Extractos de datos =

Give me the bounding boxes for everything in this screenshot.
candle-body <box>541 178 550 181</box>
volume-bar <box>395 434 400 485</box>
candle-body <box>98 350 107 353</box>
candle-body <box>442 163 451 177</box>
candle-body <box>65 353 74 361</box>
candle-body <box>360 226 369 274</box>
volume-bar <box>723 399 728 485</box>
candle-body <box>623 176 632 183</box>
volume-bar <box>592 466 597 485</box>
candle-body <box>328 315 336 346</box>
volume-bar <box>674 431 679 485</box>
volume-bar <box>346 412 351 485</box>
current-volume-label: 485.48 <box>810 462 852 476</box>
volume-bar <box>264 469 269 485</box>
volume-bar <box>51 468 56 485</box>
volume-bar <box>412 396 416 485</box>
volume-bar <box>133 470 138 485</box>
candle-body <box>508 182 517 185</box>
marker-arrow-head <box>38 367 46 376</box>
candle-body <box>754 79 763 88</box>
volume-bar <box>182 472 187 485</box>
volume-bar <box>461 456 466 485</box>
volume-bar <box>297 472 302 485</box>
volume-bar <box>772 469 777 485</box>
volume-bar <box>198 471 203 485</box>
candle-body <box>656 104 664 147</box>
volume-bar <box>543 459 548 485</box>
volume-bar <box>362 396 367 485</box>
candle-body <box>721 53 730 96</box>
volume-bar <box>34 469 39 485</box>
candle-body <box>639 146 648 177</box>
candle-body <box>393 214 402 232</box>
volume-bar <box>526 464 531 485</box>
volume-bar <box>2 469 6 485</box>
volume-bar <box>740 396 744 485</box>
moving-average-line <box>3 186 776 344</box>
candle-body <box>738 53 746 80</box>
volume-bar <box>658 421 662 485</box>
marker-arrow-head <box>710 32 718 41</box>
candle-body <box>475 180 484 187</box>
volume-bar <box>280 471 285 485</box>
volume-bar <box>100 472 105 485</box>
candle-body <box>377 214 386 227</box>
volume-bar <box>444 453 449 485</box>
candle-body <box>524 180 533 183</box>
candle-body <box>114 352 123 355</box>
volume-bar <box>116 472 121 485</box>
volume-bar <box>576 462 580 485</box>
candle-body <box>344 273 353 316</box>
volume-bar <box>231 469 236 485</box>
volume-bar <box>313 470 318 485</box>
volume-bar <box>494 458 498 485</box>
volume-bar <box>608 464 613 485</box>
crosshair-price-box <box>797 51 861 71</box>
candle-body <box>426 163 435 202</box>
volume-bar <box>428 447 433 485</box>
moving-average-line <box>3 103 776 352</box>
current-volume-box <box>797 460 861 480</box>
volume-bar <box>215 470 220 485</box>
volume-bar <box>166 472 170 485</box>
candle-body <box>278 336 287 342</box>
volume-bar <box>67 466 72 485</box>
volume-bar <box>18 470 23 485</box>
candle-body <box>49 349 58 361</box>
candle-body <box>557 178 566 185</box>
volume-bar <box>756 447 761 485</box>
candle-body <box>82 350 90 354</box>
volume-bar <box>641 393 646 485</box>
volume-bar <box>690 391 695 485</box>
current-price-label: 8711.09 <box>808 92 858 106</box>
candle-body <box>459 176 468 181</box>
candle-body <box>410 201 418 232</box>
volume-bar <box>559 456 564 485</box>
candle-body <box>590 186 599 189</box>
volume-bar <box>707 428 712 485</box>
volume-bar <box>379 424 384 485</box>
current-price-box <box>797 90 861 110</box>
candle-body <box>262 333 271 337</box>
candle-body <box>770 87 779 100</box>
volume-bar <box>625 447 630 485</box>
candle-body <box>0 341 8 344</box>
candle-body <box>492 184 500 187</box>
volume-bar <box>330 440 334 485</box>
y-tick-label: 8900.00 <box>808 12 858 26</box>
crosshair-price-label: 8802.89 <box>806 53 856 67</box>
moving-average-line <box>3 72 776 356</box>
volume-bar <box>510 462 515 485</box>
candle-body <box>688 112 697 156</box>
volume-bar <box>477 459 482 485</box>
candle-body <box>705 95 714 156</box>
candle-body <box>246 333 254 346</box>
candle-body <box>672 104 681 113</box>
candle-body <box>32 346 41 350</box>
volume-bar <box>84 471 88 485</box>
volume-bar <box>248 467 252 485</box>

En qué consiste = Vuelve a escribir todas estas líneas sin cambiar nada.

Respuesta esperada =
Give me the bounding boxes for everything in this screenshot.
candle-body <box>541 178 550 181</box>
volume-bar <box>395 434 400 485</box>
candle-body <box>98 350 107 353</box>
candle-body <box>442 163 451 177</box>
candle-body <box>65 353 74 361</box>
candle-body <box>360 226 369 274</box>
volume-bar <box>723 399 728 485</box>
candle-body <box>623 176 632 183</box>
volume-bar <box>592 466 597 485</box>
candle-body <box>328 315 336 346</box>
volume-bar <box>674 431 679 485</box>
volume-bar <box>346 412 351 485</box>
current-volume-label: 485.48 <box>810 462 852 476</box>
volume-bar <box>264 469 269 485</box>
volume-bar <box>51 468 56 485</box>
volume-bar <box>412 396 416 485</box>
volume-bar <box>133 470 138 485</box>
candle-body <box>508 182 517 185</box>
marker-arrow-head <box>38 367 46 376</box>
candle-body <box>754 79 763 88</box>
volume-bar <box>182 472 187 485</box>
volume-bar <box>461 456 466 485</box>
volume-bar <box>297 472 302 485</box>
volume-bar <box>772 469 777 485</box>
volume-bar <box>198 471 203 485</box>
candle-body <box>656 104 664 147</box>
volume-bar <box>543 459 548 485</box>
volume-bar <box>362 396 367 485</box>
candle-body <box>721 53 730 96</box>
volume-bar <box>34 469 39 485</box>
candle-body <box>639 146 648 177</box>
candle-body <box>393 214 402 232</box>
volume-bar <box>526 464 531 485</box>
volume-bar <box>2 469 6 485</box>
volume-bar <box>740 396 744 485</box>
moving-average-line <box>3 186 776 344</box>
candle-body <box>738 53 746 80</box>
volume-bar <box>658 421 662 485</box>
marker-arrow-head <box>710 32 718 41</box>
candle-body <box>475 180 484 187</box>
volume-bar <box>280 471 285 485</box>
volume-bar <box>100 472 105 485</box>
candle-body <box>377 214 386 227</box>
volume-bar <box>444 453 449 485</box>
candle-body <box>524 180 533 183</box>
candle-body <box>114 352 123 355</box>
volume-bar <box>116 472 121 485</box>
volume-bar <box>576 462 580 485</box>
candle-body <box>344 273 353 316</box>
volume-bar <box>231 469 236 485</box>
volume-bar <box>313 470 318 485</box>
volume-bar <box>494 458 498 485</box>
volume-bar <box>608 464 613 485</box>
crosshair-price-box <box>797 51 861 71</box>
candle-body <box>426 163 435 202</box>
volume-bar <box>428 447 433 485</box>
moving-average-line <box>3 103 776 352</box>
current-volume-box <box>797 460 861 480</box>
volume-bar <box>215 470 220 485</box>
volume-bar <box>166 472 170 485</box>
candle-body <box>278 336 287 342</box>
volume-bar <box>67 466 72 485</box>
volume-bar <box>18 470 23 485</box>
candle-body <box>49 349 58 361</box>
candle-body <box>557 178 566 185</box>
volume-bar <box>756 447 761 485</box>
candle-body <box>82 350 90 354</box>
volume-bar <box>641 393 646 485</box>
volume-bar <box>690 391 695 485</box>
current-price-label: 8711.09 <box>808 92 858 106</box>
candle-body <box>459 176 468 181</box>
candle-body <box>410 201 418 232</box>
volume-bar <box>559 456 564 485</box>
candle-body <box>590 186 599 189</box>
volume-bar <box>707 428 712 485</box>
volume-bar <box>379 424 384 485</box>
current-price-box <box>797 90 861 110</box>
candle-body <box>262 333 271 337</box>
candle-body <box>770 87 779 100</box>
volume-bar <box>625 447 630 485</box>
candle-body <box>0 341 8 344</box>
candle-body <box>492 184 500 187</box>
volume-bar <box>330 440 334 485</box>
y-tick-label: 8900.00 <box>808 12 858 26</box>
crosshair-price-label: 8802.89 <box>806 53 856 67</box>
moving-average-line <box>3 72 776 356</box>
volume-bar <box>510 462 515 485</box>
candle-body <box>688 112 697 156</box>
volume-bar <box>477 459 482 485</box>
candle-body <box>705 95 714 156</box>
candle-body <box>246 333 254 346</box>
candle-body <box>672 104 681 113</box>
candle-body <box>32 346 41 350</box>
volume-bar <box>84 471 88 485</box>
volume-bar <box>248 467 252 485</box>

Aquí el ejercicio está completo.